* Objective *
Copy out all lines with the word "用户密码修改" in them.

Extracted records
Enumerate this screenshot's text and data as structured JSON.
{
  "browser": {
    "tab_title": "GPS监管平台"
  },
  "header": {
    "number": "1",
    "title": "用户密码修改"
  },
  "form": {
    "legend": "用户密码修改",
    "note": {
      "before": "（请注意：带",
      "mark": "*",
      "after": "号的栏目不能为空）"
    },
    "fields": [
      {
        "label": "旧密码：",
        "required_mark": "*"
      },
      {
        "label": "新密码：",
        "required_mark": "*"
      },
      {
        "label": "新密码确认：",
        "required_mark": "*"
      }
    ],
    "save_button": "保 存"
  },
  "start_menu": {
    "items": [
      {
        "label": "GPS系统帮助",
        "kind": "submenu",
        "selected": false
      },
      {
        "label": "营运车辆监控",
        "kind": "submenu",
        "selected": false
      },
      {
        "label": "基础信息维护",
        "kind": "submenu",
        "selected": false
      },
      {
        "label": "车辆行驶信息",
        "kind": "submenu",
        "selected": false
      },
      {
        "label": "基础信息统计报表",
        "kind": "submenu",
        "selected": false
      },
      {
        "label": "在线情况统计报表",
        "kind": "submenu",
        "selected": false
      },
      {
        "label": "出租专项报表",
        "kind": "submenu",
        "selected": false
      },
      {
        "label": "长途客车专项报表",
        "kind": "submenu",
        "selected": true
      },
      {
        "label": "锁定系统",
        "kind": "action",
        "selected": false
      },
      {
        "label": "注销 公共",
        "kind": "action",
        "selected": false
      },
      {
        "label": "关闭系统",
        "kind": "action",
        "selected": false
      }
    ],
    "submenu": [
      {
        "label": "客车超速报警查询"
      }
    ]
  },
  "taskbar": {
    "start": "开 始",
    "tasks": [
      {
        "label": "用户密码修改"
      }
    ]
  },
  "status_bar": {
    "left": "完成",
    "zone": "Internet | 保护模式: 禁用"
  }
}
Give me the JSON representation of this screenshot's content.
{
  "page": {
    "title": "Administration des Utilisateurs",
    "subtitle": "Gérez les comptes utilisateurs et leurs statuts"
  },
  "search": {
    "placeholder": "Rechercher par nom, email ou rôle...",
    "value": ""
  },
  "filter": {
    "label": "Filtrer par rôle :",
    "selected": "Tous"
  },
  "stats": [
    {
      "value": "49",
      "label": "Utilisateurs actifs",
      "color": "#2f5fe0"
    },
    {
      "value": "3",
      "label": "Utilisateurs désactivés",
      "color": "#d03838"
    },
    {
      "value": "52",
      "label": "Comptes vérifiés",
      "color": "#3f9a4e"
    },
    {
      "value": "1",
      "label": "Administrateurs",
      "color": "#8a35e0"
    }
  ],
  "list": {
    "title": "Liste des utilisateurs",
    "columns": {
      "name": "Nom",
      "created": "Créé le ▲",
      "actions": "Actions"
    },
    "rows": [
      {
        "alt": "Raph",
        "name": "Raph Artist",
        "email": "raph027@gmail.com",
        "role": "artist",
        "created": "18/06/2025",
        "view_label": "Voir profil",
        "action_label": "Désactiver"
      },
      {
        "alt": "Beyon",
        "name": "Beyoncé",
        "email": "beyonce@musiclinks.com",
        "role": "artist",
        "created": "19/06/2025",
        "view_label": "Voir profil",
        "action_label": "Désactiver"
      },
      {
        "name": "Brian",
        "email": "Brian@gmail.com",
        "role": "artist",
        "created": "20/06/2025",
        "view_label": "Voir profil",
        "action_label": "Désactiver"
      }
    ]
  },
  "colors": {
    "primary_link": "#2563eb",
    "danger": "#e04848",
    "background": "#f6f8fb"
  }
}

* Solution to this task *
    "title": "用户密码修改"
    "legend": "用户密码修改",
        "label": "用户密码修改"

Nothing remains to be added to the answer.